EXERCISE REQUIREMENTS: Quote every entry word for word.

*** EXERCISE MATERIAL

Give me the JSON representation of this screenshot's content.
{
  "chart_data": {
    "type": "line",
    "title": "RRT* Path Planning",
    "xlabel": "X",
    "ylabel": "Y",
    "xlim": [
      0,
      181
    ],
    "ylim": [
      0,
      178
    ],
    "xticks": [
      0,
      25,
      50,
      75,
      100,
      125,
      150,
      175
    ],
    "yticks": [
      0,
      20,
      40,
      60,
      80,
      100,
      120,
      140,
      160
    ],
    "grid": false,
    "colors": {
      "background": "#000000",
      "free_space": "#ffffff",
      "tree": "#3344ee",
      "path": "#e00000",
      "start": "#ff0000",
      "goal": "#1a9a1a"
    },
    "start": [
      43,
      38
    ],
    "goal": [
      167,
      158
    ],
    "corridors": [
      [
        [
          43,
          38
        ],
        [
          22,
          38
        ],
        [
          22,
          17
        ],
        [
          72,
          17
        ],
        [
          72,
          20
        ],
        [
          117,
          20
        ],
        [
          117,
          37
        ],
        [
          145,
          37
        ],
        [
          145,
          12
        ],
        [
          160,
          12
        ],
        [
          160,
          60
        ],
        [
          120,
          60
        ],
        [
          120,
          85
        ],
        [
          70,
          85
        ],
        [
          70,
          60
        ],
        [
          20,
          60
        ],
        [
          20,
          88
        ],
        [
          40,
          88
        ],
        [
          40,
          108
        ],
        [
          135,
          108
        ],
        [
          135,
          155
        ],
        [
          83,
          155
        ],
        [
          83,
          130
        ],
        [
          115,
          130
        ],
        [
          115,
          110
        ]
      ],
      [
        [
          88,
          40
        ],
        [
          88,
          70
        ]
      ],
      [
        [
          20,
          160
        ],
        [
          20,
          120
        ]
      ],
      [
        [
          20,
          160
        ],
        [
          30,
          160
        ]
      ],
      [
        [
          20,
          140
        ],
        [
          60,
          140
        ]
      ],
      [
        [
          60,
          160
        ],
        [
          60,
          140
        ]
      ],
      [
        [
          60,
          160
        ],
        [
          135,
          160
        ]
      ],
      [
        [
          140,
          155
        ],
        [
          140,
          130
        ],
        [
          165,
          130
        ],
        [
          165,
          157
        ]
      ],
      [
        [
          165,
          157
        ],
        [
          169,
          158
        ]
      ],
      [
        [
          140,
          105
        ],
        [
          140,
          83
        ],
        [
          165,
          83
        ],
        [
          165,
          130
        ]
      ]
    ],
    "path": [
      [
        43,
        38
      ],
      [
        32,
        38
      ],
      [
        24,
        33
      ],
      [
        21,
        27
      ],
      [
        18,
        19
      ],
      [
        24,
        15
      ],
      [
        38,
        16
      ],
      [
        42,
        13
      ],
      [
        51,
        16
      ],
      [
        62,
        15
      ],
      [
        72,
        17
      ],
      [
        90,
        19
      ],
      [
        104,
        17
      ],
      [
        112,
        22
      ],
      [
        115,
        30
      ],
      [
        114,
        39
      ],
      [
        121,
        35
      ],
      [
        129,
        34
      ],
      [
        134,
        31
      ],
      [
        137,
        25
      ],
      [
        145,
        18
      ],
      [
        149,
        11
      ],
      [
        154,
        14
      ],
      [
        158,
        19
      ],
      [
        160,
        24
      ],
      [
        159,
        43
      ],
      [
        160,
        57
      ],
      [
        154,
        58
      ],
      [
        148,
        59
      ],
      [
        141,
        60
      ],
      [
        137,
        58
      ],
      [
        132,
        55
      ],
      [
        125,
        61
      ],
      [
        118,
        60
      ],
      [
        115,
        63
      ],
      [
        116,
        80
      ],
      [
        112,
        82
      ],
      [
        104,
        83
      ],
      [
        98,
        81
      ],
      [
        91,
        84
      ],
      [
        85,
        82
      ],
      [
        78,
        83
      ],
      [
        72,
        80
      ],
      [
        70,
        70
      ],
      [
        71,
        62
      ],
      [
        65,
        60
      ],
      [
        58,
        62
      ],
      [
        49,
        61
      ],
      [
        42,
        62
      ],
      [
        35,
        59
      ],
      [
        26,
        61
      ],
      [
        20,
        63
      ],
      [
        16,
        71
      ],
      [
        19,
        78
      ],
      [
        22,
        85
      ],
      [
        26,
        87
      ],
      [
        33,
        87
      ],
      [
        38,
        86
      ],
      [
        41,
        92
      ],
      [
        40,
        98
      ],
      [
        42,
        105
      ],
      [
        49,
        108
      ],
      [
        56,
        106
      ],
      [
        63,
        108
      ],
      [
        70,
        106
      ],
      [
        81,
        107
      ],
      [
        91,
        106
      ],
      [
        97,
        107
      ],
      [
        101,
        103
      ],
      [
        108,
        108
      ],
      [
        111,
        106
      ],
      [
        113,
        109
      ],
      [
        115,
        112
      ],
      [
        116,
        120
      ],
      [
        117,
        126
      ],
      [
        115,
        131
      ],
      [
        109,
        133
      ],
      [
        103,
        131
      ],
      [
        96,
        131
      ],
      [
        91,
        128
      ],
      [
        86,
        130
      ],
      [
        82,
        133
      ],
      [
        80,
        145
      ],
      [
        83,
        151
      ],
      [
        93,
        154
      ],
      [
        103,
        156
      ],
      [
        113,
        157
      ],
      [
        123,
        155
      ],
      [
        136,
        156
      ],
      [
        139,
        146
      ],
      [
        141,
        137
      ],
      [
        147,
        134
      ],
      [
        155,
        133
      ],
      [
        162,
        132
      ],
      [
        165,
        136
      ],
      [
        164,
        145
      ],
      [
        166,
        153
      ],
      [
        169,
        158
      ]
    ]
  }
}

******

RESULT BELOW:
Give me the JSON representation of this screenshot's content.
{
  "chart_data": {
    "type": "line",
    "title": "RRT* Path Planning",
    "xlabel": "X",
    "ylabel": "Y",
    "xlim": [
      0,
      181
    ],
    "ylim": [
      0,
      178
    ],
    "xticks": [
      0,
      25,
      50,
      75,
      100,
      125,
      150,
      175
    ],
    "yticks": [
      0,
      20,
      40,
      60,
      80,
      100,
      120,
      140,
      160
    ],
    "grid": false,
    "colors": {
      "background": "#000000",
      "free_space": "#ffffff",
      "tree": "#3344ee",
      "path": "#e00000",
      "start": "#ff0000",
      "goal": "#1a9a1a"
    },
    "start": [
      43,
      38
    ],
    "goal": [
      167,
      158
    ],
    "corridors": [
      [
        [
          43,
          38
        ],
        [
          22,
          38
        ],
        [
          22,
          17
        ],
        [
          72,
          17
        ],
        [
          72,
          20
        ],
        [
          117,
          20
        ],
        [
          117,
          37
        ],
        [
          145,
          37
        ],
        [
          145,
          12
        ],
        [
          160,
          12
        ],
        [
          160,
          60
        ],
        [
          120,
          60
        ],
        [
          120,
          85
        ],
        [
          70,
          85
        ],
        [
          70,
          60
        ],
        [
          20,
          60
        ],
        [
          20,
          88
        ],
        [
          40,
          88
        ],
        [
          40,
          108
        ],
        [
          135,
          108
        ],
        [
          135,
          155
        ],
        [
          83,
          155
        ],
        [
          83,
          130
        ],
        [
          115,
          130
        ],
        [
          115,
          110
        ]
      ],
      [
        [
          88,
          40
        ],
        [
          88,
          70
        ]
      ],
      [
        [
          20,
          160
        ],
        [
          20,
          120
        ]
      ],
      [
        [
          20,
          160
        ],
        [
          30,
          160
        ]
      ],
      [
        [
          20,
          140
        ],
        [
          60,
          140
        ]
      ],
      [
        [
          60,
          160
        ],
        [
          60,
          140
        ]
      ],
      [
        [
          60,
          160
        ],
        [
          135,
          160
        ]
      ],
      [
        [
          140,
          155
        ],
        [
          140,
          130
        ],
        [
          165,
          130
        ],
        [
          165,
          157
        ]
      ],
      [
        [
          165,
          157
        ],
        [
          169,
          158
        ]
      ],
      [
        [
          140,
          105
        ],
        [
          140,
          83
        ],
        [
          165,
          83
        ],
        [
          165,
          130
        ]
      ]
    ],
    "path": [
      [
        43,
        38
      ],
      [
        32,
        38
      ],
      [
        24,
        33
      ],
      [
        21,
        27
      ],
      [
        18,
        19
      ],
      [
        24,
        15
      ],
      [
        38,
        16
      ],
      [
        42,
        13
      ],
      [
        51,
        16
      ],
      [
        62,
        15
      ],
      [
        72,
        17
      ],
      [
        90,
        19
      ],
      [
        104,
        17
      ],
      [
        112,
        22
      ],
      [
        115,
        30
      ],
      [
        114,
        39
      ],
      [
        121,
        35
      ],
      [
        129,
        34
      ],
      [
        134,
        31
      ],
      [
        137,
        25
      ],
      [
        145,
        18
      ],
      [
        149,
        11
      ],
      [
        154,
        14
      ],
      [
        158,
        19
      ],
      [
        160,
        24
      ],
      [
        159,
        43
      ],
      [
        160,
        57
      ],
      [
        154,
        58
      ],
      [
        148,
        59
      ],
      [
        141,
        60
      ],
      [
        137,
        58
      ],
      [
        132,
        55
      ],
      [
        125,
        61
      ],
      [
        118,
        60
      ],
      [
        115,
        63
      ],
      [
        116,
        80
      ],
      [
        112,
        82
      ],
      [
        104,
        83
      ],
      [
        98,
        81
      ],
      [
        91,
        84
      ],
      [
        85,
        82
      ],
      [
        78,
        83
      ],
      [
        72,
        80
      ],
      [
        70,
        70
      ],
      [
        71,
        62
      ],
      [
        65,
        60
      ],
      [
        58,
        62
      ],
      [
        49,
        61
      ],
      [
        42,
        62
      ],
      [
        35,
        59
      ],
      [
        26,
        61
      ],
      [
        20,
        63
      ],
      [
        16,
        71
      ],
      [
        19,
        78
      ],
      [
        22,
        85
      ],
      [
        26,
        87
      ],
      [
        33,
        87
      ],
      [
        38,
        86
      ],
      [
        41,
        92
      ],
      [
        40,
        98
      ],
      [
        42,
        105
      ],
      [
        49,
        108
      ],
      [
        56,
        106
      ],
      [
        63,
        108
      ],
      [
        70,
        106
      ],
      [
        81,
        107
      ],
      [
        91,
        106
      ],
      [
        97,
        107
      ],
      [
        101,
        103
      ],
      [
        108,
        108
      ],
      [
        111,
        106
      ],
      [
        113,
        109
      ],
      [
        115,
        112
      ],
      [
        116,
        120
      ],
      [
        117,
        126
      ],
      [
        115,
        131
      ],
      [
        109,
        133
      ],
      [
        103,
        131
      ],
      [
        96,
        131
      ],
      [
        91,
        128
      ],
      [
        86,
        130
      ],
      [
        82,
        133
      ],
      [
        80,
        145
      ],
      [
        83,
        151
      ],
      [
        93,
        154
      ],
      [
        103,
        156
      ],
      [
        113,
        157
      ],
      [
        123,
        155
      ],
      [
        136,
        156
      ],
      [
        139,
        146
      ],
      [
        141,
        137
      ],
      [
        147,
        134
      ],
      [
        155,
        133
      ],
      [
        162,
        132
      ],
      [
        165,
        136
      ],
      [
        164,
        145
      ],
      [
        166,
        153
      ],
      [
        169,
        158
      ]
    ]
  }
}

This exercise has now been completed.